Written exercise
The records that follow must be reproduced in full, exactly as written.

---------- Exercise materials

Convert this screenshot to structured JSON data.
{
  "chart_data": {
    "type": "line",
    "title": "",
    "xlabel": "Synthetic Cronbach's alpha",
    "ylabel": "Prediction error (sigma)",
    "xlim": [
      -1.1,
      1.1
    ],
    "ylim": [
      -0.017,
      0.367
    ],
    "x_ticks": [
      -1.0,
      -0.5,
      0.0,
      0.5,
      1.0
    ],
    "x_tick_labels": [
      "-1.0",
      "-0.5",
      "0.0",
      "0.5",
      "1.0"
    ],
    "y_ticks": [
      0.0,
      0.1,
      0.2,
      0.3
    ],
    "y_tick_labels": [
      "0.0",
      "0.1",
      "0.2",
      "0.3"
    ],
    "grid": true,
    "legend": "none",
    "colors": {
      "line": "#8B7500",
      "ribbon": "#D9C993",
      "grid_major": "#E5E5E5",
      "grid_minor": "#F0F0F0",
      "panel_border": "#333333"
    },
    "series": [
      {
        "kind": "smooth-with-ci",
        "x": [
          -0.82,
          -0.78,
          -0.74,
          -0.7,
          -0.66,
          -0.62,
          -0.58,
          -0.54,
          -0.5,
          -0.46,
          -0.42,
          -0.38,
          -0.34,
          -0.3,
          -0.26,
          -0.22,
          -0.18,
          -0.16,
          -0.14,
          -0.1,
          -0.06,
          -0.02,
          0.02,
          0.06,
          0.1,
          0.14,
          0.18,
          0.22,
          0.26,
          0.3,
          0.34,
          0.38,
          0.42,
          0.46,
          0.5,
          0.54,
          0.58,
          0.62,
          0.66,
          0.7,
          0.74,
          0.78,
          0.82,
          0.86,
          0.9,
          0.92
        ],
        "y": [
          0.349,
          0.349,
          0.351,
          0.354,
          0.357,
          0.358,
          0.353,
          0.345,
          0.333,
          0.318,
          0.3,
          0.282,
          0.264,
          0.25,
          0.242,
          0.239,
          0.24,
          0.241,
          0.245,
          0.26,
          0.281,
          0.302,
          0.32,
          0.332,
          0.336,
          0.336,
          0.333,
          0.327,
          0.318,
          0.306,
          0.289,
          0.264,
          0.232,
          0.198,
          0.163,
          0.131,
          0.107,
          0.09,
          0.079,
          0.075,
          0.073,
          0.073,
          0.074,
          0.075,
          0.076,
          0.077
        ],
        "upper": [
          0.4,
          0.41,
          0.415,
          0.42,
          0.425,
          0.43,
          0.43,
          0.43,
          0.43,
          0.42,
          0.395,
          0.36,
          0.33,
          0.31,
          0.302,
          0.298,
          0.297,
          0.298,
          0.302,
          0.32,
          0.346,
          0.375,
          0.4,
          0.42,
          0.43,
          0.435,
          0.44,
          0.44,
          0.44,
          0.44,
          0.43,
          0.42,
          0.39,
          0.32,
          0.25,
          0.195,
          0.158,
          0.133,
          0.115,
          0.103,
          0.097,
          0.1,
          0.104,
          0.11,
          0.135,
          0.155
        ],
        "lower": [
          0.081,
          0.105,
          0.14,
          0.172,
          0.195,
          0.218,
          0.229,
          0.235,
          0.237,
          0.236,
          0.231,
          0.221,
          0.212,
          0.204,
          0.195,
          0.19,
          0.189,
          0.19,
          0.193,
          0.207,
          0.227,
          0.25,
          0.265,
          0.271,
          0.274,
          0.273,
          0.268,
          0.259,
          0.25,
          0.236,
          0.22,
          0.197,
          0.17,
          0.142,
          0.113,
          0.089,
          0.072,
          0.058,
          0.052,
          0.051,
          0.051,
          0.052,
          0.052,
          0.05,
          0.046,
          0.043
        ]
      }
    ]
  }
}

--------------------

Written answer
Convert this screenshot to structured JSON data.
{
  "chart_data": {
    "type": "line",
    "title": "",
    "xlabel": "Synthetic Cronbach's alpha",
    "ylabel": "Prediction error (sigma)",
    "xlim": [
      -1.1,
      1.1
    ],
    "ylim": [
      -0.017,
      0.367
    ],
    "x_ticks": [
      -1.0,
      -0.5,
      0.0,
      0.5,
      1.0
    ],
    "x_tick_labels": [
      "-1.0",
      "-0.5",
      "0.0",
      "0.5",
      "1.0"
    ],
    "y_ticks": [
      0.0,
      0.1,
      0.2,
      0.3
    ],
    "y_tick_labels": [
      "0.0",
      "0.1",
      "0.2",
      "0.3"
    ],
    "grid": true,
    "legend": "none",
    "colors": {
      "line": "#8B7500",
      "ribbon": "#D9C993",
      "grid_major": "#E5E5E5",
      "grid_minor": "#F0F0F0",
      "panel_border": "#333333"
    },
    "series": [
      {
        "kind": "smooth-with-ci",
        "x": [
          -0.82,
          -0.78,
          -0.74,
          -0.7,
          -0.66,
          -0.62,
          -0.58,
          -0.54,
          -0.5,
          -0.46,
          -0.42,
          -0.38,
          -0.34,
          -0.3,
          -0.26,
          -0.22,
          -0.18,
          -0.16,
          -0.14,
          -0.1,
          -0.06,
          -0.02,
          0.02,
          0.06,
          0.1,
          0.14,
          0.18,
          0.22,
          0.26,
          0.3,
          0.34,
          0.38,
          0.42,
          0.46,
          0.5,
          0.54,
          0.58,
          0.62,
          0.66,
          0.7,
          0.74,
          0.78,
          0.82,
          0.86,
          0.9,
          0.92
        ],
        "y": [
          0.349,
          0.349,
          0.351,
          0.354,
          0.357,
          0.358,
          0.353,
          0.345,
          0.333,
          0.318,
          0.3,
          0.282,
          0.264,
          0.25,
          0.242,
          0.239,
          0.24,
          0.241,
          0.245,
          0.26,
          0.281,
          0.302,
          0.32,
          0.332,
          0.336,
          0.336,
          0.333,
          0.327,
          0.318,
          0.306,
          0.289,
          0.264,
          0.232,
          0.198,
          0.163,
          0.131,
          0.107,
          0.09,
          0.079,
          0.075,
          0.073,
          0.073,
          0.074,
          0.075,
          0.076,
          0.077
        ],
        "upper": [
          0.4,
          0.41,
          0.415,
          0.42,
          0.425,
          0.43,
          0.43,
          0.43,
          0.43,
          0.42,
          0.395,
          0.36,
          0.33,
          0.31,
          0.302,
          0.298,
          0.297,
          0.298,
          0.302,
          0.32,
          0.346,
          0.375,
          0.4,
          0.42,
          0.43,
          0.435,
          0.44,
          0.44,
          0.44,
          0.44,
          0.43,
          0.42,
          0.39,
          0.32,
          0.25,
          0.195,
          0.158,
          0.133,
          0.115,
          0.103,
          0.097,
          0.1,
          0.104,
          0.11,
          0.135,
          0.155
        ],
        "lower": [
          0.081,
          0.105,
          0.14,
          0.172,
          0.195,
          0.218,
          0.229,
          0.235,
          0.237,
          0.236,
          0.231,
          0.221,
          0.212,
          0.204,
          0.195,
          0.19,
          0.189,
          0.19,
          0.193,
          0.207,
          0.227,
          0.25,
          0.265,
          0.271,
          0.274,
          0.273,
          0.268,
          0.259,
          0.25,
          0.236,
          0.22,
          0.197,
          0.17,
          0.142,
          0.113,
          0.089,
          0.072,
          0.058,
          0.052,
          0.051,
          0.051,
          0.052,
          0.052,
          0.05,
          0.046,
          0.043
        ]
      }
    ]
  }
}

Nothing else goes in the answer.